## [What you need to do]
State how many lines of the records contain the string "this", and give no other information.

Stored records
((
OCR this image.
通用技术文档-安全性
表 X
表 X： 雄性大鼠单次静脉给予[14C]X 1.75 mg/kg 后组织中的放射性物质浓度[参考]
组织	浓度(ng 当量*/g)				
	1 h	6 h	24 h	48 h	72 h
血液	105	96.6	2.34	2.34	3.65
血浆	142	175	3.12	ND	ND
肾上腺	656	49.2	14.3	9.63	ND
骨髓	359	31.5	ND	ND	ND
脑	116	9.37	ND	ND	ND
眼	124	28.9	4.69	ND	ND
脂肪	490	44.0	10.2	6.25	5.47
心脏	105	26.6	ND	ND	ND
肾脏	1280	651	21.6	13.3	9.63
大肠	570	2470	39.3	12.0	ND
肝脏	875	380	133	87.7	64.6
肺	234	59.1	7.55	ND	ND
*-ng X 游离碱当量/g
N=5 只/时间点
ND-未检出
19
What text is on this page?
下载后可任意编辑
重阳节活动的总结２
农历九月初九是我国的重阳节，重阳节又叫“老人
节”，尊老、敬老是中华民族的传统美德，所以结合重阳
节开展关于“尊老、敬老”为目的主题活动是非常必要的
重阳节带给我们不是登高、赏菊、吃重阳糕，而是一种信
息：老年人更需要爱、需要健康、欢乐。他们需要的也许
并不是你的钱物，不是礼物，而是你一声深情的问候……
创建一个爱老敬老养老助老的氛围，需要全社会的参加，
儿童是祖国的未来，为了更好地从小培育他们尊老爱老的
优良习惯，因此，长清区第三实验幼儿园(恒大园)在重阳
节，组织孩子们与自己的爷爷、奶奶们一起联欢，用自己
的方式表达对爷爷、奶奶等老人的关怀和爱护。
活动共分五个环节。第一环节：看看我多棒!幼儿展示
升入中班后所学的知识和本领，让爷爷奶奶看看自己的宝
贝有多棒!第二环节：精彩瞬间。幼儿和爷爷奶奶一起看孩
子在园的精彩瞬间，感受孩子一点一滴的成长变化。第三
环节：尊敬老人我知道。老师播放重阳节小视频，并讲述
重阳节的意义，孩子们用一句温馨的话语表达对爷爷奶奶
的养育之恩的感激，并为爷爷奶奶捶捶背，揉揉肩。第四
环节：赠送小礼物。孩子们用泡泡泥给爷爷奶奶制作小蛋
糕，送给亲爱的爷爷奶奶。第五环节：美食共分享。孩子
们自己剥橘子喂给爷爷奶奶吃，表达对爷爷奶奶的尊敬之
))
## [Expected answer]
2